_WHAT TO WORK ON_. Go through the lines below and copy each one that holds the string "home".

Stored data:

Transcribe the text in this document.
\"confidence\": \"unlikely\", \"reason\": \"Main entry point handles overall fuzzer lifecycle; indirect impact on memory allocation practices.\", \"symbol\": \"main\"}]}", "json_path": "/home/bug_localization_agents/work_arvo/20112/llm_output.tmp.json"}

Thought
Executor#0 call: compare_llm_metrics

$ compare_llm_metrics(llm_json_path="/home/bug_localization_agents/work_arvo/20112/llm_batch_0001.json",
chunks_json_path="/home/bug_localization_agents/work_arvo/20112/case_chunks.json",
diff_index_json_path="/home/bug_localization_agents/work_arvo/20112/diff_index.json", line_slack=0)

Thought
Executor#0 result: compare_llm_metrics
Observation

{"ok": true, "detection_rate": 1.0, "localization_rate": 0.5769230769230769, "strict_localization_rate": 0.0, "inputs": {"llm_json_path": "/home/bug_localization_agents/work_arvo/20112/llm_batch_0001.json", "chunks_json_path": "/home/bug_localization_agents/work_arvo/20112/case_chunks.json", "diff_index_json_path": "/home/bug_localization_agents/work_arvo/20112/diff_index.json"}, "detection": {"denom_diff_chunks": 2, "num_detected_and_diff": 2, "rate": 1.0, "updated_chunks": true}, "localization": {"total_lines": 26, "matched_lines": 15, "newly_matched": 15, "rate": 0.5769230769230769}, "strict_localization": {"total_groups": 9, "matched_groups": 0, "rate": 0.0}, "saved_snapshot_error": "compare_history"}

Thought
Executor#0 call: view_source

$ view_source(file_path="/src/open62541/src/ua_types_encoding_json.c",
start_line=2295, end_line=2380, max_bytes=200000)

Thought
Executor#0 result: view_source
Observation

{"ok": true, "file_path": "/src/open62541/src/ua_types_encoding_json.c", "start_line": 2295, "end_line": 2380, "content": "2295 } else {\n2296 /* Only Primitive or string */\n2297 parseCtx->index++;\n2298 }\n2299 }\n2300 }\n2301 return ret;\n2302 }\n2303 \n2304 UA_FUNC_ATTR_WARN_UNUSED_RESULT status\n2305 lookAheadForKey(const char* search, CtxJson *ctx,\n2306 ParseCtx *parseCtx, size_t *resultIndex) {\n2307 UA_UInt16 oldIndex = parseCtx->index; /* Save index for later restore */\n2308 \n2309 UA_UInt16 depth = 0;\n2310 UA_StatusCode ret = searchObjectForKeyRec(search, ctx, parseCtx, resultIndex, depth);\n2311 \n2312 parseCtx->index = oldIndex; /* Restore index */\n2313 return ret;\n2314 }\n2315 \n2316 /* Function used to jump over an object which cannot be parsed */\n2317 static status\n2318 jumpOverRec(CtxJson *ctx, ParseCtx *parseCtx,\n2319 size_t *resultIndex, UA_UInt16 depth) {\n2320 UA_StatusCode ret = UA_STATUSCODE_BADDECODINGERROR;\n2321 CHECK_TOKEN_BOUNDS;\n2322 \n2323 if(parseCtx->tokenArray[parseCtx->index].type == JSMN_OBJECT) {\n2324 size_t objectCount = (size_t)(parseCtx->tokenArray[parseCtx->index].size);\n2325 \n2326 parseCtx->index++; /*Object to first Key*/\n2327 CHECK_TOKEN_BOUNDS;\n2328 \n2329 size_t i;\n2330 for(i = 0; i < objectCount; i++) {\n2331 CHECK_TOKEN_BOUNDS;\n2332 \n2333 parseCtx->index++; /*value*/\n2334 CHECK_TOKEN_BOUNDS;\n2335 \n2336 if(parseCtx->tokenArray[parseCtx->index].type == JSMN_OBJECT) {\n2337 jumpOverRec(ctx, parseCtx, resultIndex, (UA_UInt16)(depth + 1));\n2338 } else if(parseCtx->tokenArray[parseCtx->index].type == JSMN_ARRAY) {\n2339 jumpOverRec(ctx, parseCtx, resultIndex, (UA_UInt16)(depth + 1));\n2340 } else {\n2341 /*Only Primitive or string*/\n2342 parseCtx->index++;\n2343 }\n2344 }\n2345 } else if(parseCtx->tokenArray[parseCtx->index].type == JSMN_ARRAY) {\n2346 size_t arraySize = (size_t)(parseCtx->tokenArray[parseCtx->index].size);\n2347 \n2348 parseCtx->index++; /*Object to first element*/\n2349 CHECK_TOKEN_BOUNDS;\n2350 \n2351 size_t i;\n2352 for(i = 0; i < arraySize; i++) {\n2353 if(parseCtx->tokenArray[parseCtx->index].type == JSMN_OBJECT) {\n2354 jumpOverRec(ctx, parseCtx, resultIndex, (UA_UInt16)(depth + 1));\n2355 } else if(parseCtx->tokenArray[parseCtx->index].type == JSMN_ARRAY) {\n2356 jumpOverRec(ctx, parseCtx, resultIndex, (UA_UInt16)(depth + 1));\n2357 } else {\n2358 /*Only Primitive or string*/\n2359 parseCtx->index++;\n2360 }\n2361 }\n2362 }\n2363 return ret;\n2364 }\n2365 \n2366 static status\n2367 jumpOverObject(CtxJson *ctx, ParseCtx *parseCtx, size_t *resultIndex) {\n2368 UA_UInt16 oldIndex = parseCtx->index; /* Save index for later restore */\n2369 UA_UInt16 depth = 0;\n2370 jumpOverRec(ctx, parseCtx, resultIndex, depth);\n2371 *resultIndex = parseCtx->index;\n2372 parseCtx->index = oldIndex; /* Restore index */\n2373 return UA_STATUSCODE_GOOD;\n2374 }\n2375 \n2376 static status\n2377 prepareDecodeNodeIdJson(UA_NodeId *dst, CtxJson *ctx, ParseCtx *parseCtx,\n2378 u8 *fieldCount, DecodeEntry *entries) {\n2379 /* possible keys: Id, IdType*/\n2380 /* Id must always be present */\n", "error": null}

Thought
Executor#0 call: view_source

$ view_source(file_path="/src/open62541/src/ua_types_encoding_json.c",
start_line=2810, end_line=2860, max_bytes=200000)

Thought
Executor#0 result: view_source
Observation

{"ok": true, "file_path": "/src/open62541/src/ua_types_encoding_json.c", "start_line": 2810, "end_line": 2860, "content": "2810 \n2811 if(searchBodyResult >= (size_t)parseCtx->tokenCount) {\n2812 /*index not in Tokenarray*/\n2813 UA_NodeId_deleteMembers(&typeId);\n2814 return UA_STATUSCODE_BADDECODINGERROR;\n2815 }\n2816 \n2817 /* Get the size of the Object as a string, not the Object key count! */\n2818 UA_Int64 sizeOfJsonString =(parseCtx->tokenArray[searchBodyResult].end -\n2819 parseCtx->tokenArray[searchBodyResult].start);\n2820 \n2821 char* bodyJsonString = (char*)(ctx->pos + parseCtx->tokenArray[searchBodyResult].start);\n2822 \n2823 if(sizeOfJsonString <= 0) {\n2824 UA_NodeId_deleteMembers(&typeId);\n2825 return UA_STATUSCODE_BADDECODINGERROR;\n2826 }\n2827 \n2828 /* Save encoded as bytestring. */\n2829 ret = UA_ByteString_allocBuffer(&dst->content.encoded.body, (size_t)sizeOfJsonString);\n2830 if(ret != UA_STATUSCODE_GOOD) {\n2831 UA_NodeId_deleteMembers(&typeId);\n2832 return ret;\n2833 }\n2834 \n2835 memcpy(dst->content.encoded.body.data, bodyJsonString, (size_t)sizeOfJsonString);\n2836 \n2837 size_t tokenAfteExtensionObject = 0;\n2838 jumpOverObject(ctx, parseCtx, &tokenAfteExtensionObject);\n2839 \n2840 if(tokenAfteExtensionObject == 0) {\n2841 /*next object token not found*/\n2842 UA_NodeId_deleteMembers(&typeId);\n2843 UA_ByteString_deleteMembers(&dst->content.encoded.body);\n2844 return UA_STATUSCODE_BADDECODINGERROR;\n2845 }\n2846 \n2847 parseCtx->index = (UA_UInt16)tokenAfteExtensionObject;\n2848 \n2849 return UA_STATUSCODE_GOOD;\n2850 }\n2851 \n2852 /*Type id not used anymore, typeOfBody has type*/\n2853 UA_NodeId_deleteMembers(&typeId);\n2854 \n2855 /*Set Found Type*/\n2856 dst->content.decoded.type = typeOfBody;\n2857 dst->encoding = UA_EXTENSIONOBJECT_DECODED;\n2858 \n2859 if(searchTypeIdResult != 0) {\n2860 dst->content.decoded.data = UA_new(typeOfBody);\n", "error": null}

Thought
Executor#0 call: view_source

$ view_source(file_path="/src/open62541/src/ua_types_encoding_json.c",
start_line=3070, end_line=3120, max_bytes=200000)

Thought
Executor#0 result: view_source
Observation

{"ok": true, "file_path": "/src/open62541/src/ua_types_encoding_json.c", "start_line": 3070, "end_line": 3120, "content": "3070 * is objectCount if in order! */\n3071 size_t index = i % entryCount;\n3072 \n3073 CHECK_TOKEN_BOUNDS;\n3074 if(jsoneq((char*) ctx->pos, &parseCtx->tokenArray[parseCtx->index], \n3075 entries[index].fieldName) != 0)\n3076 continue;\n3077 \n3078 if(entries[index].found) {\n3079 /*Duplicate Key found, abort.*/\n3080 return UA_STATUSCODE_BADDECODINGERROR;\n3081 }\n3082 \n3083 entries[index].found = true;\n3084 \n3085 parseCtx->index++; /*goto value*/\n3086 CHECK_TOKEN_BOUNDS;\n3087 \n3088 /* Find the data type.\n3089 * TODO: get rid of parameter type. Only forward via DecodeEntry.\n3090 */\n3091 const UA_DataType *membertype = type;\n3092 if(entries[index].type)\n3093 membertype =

_ANSWER TO THE PROBLEM_.
\"confidence\": \"unlikely\", \"reason\": \"Main entry point handles overall fuzzer lifecycle; indirect impact on memory allocation practices.\", \"symbol\": \"main\"}]}", "json_path": "/home/bug_localization_agents/work_arvo/20112/llm_output.tmp.json"}
$ compare_llm_metrics(llm_json_path="/home/bug_localization_agents/work_arvo/20112/llm_batch_0001.json",
chunks_json_path="/home/bug_localization_agents/work_arvo/20112/case_chunks.json",
diff_index_json_path="/home/bug_localization_agents/work_arvo/20112/diff_index.json", line_slack=0)
{"ok": true, "detection_rate": 1.0, "localization_rate": 0.5769230769230769, "strict_localization_rate": 0.0, "inputs": {"llm_json_path": "/home/bug_localization_agents/work_arvo/20112/llm_batch_0001.json", "chunks_json_path": "/home/bug_localization_agents/work_arvo/20112/case_chunks.json", "diff_index_json_path": "/home/bug_localization_agents/work_arvo/20112/diff_index.json"}, "detection": {"denom_diff_chunks": 2, "num_detected_and_diff": 2, "rate": 1.0, "updated_chunks": true}, "localization": {"total_lines": 26, "matched_lines": 15, "newly_matched": 15, "rate": 0.5769230769230769}, "strict_localization": {"total_groups": 9, "matched_groups": 0, "rate": 0.0}, "saved_snapshot_error": "compare_history"}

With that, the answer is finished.